(Set of tasks):
**A)** State whether each statement agrees with the milsim guide, answering yes or no and quoting the deciding words: (i) The guide was written after a mini-series on milsim prep. (ii) The guide explains what a milsim is. (iii) Milsim events include regular gameplay breaks.
**B)** List every feature of milsim events given in the milsim guide's sentence beginning "In general though".

(Passage):
=======

December 2, 2020

Kitting up for your first milsim

After writing my mini-series on milsim prep, someone suggested something for helping folks thinking about their first milsim event, so here it is: a guide to kitting up for your first big event. This should be seen as a bit of an intro to the other articles:

What it’s all about – wandering around, slightly lost, in the woods. But, looking the part. Photo by one of the Alpha Team guys.

I’m not going to say what a milsim is – if you don’t know your milsim from a skirmish, go watch some videos. In general though, Milsim events involve spending at least a couple of days out on the ground, non-stop, without gameplay breaks, as part of an organised team seeking to achieve objectives.

=======

[Item position entries]

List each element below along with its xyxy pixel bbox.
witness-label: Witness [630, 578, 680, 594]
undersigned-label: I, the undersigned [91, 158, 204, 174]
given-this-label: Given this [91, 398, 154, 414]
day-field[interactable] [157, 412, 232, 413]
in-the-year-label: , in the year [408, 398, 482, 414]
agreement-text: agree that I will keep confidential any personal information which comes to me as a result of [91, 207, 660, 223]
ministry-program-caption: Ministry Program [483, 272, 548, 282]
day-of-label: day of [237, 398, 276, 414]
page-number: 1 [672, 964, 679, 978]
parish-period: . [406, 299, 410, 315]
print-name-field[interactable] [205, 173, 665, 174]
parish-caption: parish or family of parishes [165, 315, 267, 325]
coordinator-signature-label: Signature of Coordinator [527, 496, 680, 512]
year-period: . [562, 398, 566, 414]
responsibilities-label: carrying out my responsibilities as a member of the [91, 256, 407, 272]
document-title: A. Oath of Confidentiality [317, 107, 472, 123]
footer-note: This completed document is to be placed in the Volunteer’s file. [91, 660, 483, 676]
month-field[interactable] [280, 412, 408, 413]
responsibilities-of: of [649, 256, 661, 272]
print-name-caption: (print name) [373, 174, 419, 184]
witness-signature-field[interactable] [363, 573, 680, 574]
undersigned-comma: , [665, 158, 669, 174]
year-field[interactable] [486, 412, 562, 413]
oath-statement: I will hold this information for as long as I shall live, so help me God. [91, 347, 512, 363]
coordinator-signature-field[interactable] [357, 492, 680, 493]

=======

(The results):
**A)**
(i) Yes: "After writing my mini-series on milsim prep"
(ii) No: "I’m not going to say what a milsim is"
(iii) No: "non-stop, without gameplay breaks"

**B)**
- spending at least a couple of days out on the ground
- non-stop
- without gameplay breaks
- as part of an organised team
- seeking to achieve objectives